Кушать подано! Репертуар кушаний и напитков в русской классической драматургии — страница 83 из 90

Вершинин. Не знаю. Чаю хочется. Полжизни за стакан чаю! С утра ничего не ел…

Вершинин. Что ж? Если не дают чаю, то давайте хоть пофилософствуем.

Подают самовар; Анфиса около самовара.

Анфиса (подходя к Маше). Маша, чай, кушать, матушка. (Вершинину.) Пожалуйте, ваше высокоблагородие…

Тузенбах. Где же конфеты?

Анфиса (подавая чай). Вам письмо, батюшка.

Вершинин. Мне? (Берет письмо.) От дочери. (Читает.) Да, конечно… Я, извините, Мария Сергеевна, уйду потихоньку. Чаю не буду пить. (Встает взволнованный.) Вечно эти истории…

Анфиса. Куда же он? А я чай подала… Экой какой.

Маша (рассердившись). Отстань! Пристаешь тут, покоя от тебя нет… (Идет с чашкой к столу.) <…> Дайте же мне сесть! Расселись тут с картами. Пейте чай!

Тузенбах (сдерживая смех). Дайте мне… дайте мне… Там, кажется, коньяк…<…> (Идет к Соленому, в руках графинчик с коньяком.) Ну, давайте мириться, давайте выпьем коньяку.

Пьют.<…>

Соленый. Почему мириться? Я с вами не ссорился. <…>

Тузенбах…Вы мне симпатичны почему-то. Куда ни шло, напьюсь сегодня. Выпьем!

(Пьют.)

▶ [ВЫДЕРЖКА ИЗ МАТЕРИАЛА]:

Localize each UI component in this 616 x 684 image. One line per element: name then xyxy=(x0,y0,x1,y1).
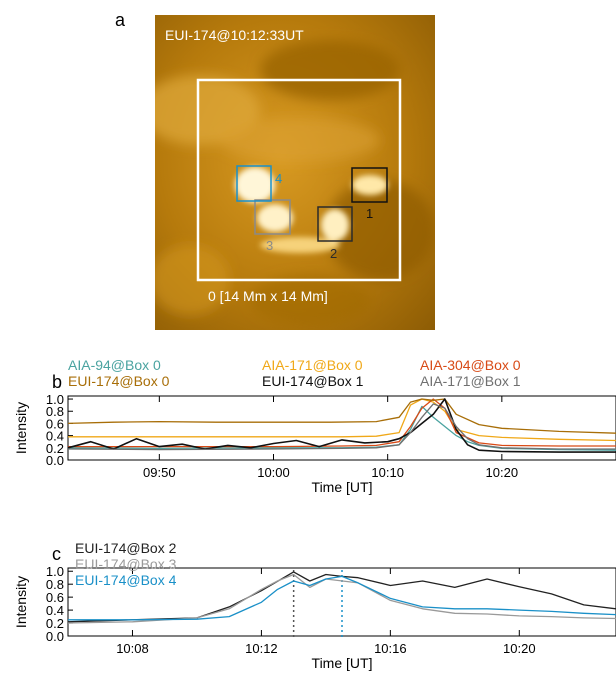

▶ [ЧТО НУЖНО СДЕЛАТЬ]:
a - Определите, соответствуют ли отрывку следующие утверждения: (i) Вершинин говорит, что с утра ничего не ел; (ii) Вершинин выпивает чай, который подала Анфиса; (iii) Тузенбах предлагает Соленому выпить коньяку. На каждое ответьте «да» или «нет» и приведите решающие слова отрывка точной цитатой.
b - От кого письмо, которое Анфиса передает Вершинину в отрывке?
Материал здесь никакой роли не играет.

▶ [РЕЗУЛЬТАТЫ]:
a -
(i) Да: «С утра ничего не ел…»
(ii) Нет: «Чаю не буду пить.»
(iii) Да: «Ну, давайте мириться, давайте выпьем коньяку.»

b - От его дочери.